* WORK REQUIRED
Locate every line in the records below that contains the word "recently", and copy each one.

## Start DATA SECTION

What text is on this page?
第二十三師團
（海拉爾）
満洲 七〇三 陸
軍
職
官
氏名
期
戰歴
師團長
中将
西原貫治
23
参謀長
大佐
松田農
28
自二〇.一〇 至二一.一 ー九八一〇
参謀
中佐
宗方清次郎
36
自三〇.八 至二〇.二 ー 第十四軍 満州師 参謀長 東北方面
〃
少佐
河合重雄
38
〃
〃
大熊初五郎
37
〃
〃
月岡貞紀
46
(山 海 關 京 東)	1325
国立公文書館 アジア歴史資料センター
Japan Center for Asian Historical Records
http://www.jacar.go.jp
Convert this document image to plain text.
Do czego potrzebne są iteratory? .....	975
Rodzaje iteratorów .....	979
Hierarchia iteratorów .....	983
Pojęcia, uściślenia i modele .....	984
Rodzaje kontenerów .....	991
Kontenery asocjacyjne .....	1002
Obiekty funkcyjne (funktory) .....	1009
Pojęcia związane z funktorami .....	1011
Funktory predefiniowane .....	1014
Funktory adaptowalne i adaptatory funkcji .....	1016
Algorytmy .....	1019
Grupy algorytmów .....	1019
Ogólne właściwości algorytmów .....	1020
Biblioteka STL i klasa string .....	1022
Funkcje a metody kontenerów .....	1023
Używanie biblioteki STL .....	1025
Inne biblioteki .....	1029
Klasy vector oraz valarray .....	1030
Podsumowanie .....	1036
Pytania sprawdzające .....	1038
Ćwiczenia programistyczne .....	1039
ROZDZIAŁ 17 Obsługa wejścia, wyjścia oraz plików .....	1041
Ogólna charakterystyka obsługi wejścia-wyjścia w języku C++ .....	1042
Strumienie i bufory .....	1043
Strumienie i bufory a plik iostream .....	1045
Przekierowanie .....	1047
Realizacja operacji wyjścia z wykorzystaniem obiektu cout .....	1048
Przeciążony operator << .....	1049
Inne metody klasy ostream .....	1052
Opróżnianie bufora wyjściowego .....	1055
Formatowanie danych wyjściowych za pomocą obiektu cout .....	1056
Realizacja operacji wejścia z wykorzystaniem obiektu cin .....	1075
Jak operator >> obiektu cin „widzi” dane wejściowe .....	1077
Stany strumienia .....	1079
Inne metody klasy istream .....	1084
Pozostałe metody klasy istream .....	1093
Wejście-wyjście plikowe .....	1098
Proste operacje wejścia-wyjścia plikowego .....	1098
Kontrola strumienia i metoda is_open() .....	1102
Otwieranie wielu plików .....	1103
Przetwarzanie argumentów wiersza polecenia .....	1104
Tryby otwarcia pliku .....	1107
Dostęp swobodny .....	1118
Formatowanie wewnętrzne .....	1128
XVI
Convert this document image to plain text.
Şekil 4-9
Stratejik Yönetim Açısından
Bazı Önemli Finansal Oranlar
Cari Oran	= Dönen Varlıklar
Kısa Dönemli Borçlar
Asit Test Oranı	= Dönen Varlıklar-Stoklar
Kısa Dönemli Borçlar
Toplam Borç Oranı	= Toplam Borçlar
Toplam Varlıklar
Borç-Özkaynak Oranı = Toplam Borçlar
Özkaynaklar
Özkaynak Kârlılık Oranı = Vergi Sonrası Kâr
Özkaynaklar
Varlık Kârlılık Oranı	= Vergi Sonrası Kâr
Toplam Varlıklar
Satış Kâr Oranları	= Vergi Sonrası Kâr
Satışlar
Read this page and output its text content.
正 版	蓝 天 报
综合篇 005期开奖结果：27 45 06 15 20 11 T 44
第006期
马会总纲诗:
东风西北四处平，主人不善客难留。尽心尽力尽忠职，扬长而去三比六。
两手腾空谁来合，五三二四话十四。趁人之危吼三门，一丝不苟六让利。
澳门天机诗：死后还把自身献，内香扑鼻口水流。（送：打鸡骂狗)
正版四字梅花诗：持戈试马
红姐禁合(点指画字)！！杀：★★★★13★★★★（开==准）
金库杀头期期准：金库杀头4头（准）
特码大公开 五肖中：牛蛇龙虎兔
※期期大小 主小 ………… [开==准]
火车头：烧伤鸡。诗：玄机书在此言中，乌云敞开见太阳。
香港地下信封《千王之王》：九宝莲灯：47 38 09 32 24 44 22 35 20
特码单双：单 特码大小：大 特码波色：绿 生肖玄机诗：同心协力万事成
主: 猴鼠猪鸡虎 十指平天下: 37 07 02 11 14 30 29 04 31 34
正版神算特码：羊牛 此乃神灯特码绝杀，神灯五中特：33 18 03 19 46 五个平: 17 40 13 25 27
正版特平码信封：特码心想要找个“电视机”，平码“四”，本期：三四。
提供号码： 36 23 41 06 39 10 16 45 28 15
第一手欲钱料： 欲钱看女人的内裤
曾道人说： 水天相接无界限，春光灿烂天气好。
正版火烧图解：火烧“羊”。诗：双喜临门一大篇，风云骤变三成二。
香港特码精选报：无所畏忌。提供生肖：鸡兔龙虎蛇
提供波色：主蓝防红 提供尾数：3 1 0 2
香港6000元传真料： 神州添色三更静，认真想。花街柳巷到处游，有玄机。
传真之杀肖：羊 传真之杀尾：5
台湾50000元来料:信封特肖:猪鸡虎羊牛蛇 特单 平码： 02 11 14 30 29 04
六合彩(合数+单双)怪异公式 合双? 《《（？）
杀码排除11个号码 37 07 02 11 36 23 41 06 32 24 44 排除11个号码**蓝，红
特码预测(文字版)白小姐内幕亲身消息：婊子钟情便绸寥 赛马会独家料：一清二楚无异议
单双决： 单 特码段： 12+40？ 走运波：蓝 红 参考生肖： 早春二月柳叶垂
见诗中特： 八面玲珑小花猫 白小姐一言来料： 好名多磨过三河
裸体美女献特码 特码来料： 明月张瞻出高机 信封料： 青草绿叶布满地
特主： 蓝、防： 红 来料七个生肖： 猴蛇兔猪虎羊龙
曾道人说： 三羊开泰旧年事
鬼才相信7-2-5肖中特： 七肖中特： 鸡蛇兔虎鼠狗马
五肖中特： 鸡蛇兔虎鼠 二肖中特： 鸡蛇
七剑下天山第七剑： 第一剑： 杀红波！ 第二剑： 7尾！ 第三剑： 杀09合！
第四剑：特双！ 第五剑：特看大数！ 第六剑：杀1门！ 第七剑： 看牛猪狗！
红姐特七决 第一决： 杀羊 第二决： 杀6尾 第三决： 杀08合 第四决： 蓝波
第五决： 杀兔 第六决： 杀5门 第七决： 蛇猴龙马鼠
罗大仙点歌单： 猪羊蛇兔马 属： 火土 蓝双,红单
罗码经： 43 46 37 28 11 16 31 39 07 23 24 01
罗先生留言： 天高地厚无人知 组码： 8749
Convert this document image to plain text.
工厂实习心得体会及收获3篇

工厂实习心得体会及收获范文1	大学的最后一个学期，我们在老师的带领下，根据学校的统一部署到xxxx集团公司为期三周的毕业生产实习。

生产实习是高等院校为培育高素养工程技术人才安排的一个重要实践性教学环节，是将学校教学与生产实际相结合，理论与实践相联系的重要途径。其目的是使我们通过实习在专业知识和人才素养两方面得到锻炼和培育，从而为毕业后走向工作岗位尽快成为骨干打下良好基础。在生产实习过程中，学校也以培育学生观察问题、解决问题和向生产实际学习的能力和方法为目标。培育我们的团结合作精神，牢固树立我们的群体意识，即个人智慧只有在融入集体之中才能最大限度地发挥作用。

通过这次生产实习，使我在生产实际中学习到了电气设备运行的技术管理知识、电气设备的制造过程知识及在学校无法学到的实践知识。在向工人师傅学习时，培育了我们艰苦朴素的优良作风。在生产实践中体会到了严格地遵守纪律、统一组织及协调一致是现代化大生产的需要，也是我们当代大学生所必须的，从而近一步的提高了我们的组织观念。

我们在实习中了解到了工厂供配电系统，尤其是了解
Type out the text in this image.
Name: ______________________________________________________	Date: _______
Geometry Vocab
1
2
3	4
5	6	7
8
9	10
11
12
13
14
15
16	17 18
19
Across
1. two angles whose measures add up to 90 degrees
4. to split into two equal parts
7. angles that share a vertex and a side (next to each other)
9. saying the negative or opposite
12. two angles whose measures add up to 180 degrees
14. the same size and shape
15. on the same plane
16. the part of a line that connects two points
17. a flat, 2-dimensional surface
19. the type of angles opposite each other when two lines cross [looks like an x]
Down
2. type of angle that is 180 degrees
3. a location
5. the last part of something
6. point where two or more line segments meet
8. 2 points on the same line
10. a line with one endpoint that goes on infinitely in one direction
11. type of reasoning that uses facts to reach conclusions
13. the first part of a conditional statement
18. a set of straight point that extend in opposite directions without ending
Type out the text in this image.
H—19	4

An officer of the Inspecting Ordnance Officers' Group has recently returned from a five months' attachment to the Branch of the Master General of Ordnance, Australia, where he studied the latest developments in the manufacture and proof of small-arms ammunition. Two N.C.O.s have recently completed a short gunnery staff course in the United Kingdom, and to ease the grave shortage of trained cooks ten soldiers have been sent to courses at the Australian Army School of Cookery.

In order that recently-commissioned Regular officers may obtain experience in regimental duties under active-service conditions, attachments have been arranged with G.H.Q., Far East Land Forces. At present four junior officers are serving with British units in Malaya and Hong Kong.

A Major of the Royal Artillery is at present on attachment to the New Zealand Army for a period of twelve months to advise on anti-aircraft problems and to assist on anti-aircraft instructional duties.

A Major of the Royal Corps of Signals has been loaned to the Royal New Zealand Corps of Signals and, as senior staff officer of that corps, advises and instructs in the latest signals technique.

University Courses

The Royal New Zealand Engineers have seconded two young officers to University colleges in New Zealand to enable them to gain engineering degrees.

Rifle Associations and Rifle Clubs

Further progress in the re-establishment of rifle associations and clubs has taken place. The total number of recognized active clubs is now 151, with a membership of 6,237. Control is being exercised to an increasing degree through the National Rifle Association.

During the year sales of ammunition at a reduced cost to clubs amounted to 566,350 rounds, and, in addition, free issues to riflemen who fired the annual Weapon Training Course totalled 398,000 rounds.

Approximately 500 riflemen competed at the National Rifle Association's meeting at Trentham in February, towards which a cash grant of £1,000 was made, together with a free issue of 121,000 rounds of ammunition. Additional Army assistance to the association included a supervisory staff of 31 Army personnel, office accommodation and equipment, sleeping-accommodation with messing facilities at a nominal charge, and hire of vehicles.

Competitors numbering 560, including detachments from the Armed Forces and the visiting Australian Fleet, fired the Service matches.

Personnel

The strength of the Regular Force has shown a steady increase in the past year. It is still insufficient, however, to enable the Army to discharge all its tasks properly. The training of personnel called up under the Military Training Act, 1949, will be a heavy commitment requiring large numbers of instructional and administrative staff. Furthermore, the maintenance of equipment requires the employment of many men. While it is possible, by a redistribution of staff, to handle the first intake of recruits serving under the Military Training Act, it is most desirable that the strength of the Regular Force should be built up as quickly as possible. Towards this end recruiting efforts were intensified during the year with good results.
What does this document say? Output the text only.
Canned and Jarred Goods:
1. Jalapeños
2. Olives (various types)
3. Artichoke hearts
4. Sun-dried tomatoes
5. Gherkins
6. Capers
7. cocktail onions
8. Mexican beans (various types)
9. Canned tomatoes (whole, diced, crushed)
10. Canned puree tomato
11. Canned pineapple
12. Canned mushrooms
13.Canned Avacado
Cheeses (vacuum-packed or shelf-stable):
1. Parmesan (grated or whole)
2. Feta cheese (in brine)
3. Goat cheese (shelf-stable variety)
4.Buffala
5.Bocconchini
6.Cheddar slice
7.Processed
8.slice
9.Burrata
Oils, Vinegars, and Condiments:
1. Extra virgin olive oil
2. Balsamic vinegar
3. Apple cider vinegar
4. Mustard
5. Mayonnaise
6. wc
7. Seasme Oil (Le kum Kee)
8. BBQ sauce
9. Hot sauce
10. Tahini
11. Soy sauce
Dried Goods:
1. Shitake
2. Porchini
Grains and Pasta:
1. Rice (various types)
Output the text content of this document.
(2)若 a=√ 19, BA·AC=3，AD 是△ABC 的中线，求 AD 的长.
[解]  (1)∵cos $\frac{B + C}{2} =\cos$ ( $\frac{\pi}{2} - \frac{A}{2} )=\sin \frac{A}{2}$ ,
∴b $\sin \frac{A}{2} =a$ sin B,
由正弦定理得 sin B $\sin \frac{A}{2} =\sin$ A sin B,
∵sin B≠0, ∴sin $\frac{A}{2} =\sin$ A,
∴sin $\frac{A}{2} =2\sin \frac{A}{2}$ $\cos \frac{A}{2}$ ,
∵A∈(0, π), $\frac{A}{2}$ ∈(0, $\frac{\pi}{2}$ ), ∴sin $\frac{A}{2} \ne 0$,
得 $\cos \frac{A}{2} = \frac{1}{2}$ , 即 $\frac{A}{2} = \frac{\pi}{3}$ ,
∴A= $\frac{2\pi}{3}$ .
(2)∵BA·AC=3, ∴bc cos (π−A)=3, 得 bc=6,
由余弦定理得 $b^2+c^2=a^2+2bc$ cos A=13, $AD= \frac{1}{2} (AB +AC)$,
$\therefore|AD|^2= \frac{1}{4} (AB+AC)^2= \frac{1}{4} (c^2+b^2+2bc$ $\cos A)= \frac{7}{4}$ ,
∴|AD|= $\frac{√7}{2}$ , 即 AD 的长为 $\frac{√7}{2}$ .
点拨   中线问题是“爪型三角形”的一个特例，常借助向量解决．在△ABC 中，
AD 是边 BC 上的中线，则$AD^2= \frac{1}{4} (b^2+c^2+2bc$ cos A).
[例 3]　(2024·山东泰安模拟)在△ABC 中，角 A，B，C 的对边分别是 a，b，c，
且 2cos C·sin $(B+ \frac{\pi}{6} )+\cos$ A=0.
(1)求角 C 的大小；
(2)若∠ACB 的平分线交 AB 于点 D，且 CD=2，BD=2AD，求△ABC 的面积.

## End DATA SECTION

* THE COMPLETED TASK
An officer of the Inspecting Ordnance Officers' Group has recently returned from a five months' attachment to the Branch of the Master General of Ordnance, Australia, where he studied the latest developments in the manufacture and proof of small-arms ammunition. Two N.C.O.s have recently completed a short gunnery staff course in the United Kingdom, and to ease the grave shortage of trained cooks ten soldiers have been sent to courses at the Australian Army School of Cookery.
In order that recently-commissioned Regular officers may obtain experience in regimental duties under active-service conditions, attachments have been arranged with G.H.Q., Far East Land Forces. At present four junior officers are serving with British units in Malaya and Hong Kong.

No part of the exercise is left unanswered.